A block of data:
_ _ _ _ _
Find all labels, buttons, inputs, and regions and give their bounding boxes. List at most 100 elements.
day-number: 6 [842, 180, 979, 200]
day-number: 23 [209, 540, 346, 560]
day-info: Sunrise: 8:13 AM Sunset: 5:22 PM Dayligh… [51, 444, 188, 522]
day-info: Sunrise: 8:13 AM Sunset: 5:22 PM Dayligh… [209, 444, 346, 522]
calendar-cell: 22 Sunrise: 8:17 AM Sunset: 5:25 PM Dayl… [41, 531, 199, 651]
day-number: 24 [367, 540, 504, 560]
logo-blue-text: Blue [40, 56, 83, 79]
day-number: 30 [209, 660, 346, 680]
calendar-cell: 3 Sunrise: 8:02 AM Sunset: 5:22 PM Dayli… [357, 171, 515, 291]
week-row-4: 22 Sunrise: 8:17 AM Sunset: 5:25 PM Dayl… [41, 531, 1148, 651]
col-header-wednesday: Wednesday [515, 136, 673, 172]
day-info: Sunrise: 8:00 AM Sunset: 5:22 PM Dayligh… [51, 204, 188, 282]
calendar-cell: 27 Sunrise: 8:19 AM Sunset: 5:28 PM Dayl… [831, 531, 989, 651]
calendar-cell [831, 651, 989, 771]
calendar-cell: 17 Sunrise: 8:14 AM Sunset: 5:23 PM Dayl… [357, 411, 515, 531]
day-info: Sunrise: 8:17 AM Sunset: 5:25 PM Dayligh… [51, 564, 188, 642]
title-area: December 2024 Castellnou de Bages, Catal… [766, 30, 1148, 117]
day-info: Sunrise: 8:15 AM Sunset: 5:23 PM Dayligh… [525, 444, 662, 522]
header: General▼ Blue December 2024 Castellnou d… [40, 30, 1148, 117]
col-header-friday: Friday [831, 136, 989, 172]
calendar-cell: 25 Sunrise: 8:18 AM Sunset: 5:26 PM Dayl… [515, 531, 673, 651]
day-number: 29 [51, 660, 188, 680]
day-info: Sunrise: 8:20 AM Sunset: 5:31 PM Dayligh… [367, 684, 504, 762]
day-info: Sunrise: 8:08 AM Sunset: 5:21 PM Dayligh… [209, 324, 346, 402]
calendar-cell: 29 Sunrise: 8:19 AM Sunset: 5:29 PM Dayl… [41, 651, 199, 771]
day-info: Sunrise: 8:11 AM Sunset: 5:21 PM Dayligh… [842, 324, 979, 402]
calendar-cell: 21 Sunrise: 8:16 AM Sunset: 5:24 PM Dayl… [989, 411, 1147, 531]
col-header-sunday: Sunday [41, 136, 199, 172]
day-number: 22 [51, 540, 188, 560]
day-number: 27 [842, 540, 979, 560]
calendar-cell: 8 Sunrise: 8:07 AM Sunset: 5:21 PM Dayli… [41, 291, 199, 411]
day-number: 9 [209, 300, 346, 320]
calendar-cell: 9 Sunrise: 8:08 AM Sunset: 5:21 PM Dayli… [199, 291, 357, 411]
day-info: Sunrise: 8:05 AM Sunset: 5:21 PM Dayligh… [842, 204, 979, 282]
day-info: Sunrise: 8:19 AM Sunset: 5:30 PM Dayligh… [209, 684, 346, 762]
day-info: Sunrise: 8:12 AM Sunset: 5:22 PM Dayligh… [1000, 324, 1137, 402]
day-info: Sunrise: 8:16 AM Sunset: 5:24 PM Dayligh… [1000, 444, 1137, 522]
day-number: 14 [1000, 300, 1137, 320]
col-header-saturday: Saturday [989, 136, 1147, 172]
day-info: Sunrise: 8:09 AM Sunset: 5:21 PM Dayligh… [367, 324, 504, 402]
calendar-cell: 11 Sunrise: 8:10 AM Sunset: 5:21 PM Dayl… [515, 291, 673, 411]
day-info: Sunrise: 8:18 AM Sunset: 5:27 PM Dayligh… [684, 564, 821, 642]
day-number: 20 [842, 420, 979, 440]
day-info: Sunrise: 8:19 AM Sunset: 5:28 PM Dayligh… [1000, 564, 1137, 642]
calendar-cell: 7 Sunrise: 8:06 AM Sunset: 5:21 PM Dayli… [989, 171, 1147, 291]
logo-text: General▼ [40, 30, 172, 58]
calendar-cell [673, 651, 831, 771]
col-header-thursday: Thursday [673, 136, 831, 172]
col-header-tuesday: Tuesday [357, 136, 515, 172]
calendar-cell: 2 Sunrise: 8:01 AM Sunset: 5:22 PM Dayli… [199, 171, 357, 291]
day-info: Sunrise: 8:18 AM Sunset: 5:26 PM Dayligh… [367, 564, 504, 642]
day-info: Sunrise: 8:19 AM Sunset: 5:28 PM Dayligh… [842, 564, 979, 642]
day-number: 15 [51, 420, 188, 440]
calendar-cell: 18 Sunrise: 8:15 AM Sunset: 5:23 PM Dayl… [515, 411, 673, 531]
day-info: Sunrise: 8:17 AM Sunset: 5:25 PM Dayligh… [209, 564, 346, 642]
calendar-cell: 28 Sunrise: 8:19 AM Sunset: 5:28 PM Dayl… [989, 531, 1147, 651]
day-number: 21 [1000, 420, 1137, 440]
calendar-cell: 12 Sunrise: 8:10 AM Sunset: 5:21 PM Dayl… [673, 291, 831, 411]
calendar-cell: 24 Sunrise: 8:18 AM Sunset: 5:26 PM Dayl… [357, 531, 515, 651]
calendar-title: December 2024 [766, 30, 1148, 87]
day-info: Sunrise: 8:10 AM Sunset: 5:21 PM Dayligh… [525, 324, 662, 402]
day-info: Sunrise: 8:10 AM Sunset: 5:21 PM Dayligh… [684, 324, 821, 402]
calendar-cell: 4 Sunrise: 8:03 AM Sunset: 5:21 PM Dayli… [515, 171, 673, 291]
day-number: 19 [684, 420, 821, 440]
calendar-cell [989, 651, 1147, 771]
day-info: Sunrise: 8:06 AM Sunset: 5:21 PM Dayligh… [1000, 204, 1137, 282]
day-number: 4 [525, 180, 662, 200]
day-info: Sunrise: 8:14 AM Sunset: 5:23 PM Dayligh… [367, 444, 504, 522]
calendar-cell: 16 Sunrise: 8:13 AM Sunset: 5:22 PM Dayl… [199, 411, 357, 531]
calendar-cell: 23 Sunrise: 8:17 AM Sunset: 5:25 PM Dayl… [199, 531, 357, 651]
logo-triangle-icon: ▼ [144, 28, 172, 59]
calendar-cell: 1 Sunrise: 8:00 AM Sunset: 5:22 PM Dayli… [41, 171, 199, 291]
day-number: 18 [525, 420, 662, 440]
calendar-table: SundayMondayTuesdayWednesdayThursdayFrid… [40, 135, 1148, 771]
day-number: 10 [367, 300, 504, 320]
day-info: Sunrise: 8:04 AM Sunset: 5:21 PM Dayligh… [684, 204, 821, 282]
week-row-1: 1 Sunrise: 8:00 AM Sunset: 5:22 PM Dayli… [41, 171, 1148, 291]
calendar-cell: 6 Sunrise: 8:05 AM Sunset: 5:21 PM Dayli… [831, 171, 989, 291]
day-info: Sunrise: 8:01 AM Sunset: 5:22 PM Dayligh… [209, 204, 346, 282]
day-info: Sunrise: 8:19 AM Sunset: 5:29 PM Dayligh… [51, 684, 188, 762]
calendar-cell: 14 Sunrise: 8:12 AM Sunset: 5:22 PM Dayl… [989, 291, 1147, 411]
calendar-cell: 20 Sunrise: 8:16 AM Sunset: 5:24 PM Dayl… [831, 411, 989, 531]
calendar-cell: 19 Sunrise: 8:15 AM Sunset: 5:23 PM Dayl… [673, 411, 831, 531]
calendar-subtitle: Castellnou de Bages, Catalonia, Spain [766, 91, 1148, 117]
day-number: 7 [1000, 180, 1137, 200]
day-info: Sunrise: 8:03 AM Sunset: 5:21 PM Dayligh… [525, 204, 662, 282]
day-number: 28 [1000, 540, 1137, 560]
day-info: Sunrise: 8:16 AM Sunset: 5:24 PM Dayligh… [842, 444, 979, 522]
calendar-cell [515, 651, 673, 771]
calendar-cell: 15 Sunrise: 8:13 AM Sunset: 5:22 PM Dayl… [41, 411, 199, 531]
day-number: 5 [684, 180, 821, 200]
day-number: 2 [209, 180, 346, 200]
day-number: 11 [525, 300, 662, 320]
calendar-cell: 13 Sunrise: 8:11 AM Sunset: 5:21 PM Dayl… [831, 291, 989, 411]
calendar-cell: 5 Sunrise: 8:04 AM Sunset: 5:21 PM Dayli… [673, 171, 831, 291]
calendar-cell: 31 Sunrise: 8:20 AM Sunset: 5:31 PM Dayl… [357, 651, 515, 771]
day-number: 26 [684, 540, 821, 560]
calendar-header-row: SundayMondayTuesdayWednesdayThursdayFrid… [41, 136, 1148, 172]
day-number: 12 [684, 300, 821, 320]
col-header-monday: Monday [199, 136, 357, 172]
_ _ _ _ _
Given request: Gather and copy out every row above that contains the string "General". Only matches with identical capitalization count.

Complete answer:
header: General▼ Blue December 2024 Castellnou d… [40, 30, 1148, 117]
logo-text: General▼ [40, 30, 172, 58]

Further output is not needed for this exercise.